>> BEGIN Items

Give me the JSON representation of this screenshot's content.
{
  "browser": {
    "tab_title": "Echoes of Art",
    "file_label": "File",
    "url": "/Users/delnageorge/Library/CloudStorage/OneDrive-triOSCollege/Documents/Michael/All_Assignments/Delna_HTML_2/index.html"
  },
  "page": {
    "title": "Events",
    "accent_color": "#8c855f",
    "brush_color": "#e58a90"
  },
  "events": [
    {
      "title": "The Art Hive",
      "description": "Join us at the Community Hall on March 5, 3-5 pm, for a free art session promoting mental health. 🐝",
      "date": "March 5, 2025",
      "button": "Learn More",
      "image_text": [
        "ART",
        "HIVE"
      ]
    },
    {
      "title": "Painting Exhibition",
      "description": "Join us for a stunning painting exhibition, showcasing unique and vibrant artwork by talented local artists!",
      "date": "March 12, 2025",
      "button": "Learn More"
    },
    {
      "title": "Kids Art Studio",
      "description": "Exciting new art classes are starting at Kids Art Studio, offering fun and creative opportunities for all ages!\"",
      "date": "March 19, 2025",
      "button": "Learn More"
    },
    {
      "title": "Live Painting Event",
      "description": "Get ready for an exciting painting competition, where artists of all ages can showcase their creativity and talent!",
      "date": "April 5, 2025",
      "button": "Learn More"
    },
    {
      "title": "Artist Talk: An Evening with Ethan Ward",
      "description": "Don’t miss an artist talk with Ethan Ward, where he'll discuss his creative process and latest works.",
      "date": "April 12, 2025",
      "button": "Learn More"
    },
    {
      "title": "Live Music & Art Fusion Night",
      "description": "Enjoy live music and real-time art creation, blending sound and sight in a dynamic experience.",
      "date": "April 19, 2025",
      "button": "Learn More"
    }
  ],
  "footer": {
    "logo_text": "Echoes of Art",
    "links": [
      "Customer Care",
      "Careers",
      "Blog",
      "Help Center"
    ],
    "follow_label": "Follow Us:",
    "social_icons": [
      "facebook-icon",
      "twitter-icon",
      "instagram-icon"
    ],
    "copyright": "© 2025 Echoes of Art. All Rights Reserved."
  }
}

>> END Items

* [Task]: Copy out the whole listing exactly as written.

* [Exercise result]:
Give me the JSON representation of this screenshot's content.
{
  "browser": {
    "tab_title": "Echoes of Art",
    "file_label": "File",
    "url": "/Users/delnageorge/Library/CloudStorage/OneDrive-triOSCollege/Documents/Michael/All_Assignments/Delna_HTML_2/index.html"
  },
  "page": {
    "title": "Events",
    "accent_color": "#8c855f",
    "brush_color": "#e58a90"
  },
  "events": [
    {
      "title": "The Art Hive",
      "description": "Join us at the Community Hall on March 5, 3-5 pm, for a free art session promoting mental health. 🐝",
      "date": "March 5, 2025",
      "button": "Learn More",
      "image_text": [
        "ART",
        "HIVE"
      ]
    },
    {
      "title": "Painting Exhibition",
      "description": "Join us for a stunning painting exhibition, showcasing unique and vibrant artwork by talented local artists!",
      "date": "March 12, 2025",
      "button": "Learn More"
    },
    {
      "title": "Kids Art Studio",
      "description": "Exciting new art classes are starting at Kids Art Studio, offering fun and creative opportunities for all ages!\"",
      "date": "March 19, 2025",
      "button": "Learn More"
    },
    {
      "title": "Live Painting Event",
      "description": "Get ready for an exciting painting competition, where artists of all ages can showcase their creativity and talent!",
      "date": "April 5, 2025",
      "button": "Learn More"
    },
    {
      "title": "Artist Talk: An Evening with Ethan Ward",
      "description": "Don’t miss an artist talk with Ethan Ward, where he'll discuss his creative process and latest works.",
      "date": "April 12, 2025",
      "button": "Learn More"
    },
    {
      "title": "Live Music & Art Fusion Night",
      "description": "Enjoy live music and real-time art creation, blending sound and sight in a dynamic experience.",
      "date": "April 19, 2025",
      "button": "Learn More"
    }
  ],
  "footer": {
    "logo_text": "Echoes of Art",
    "links": [
      "Customer Care",
      "Careers",
      "Blog",
      "Help Center"
    ],
    "follow_label": "Follow Us:",
    "social_icons": [
      "facebook-icon",
      "twitter-icon",
      "instagram-icon"
    ],
    "copyright": "© 2025 Echoes of Art. All Rights Reserved."
  }
}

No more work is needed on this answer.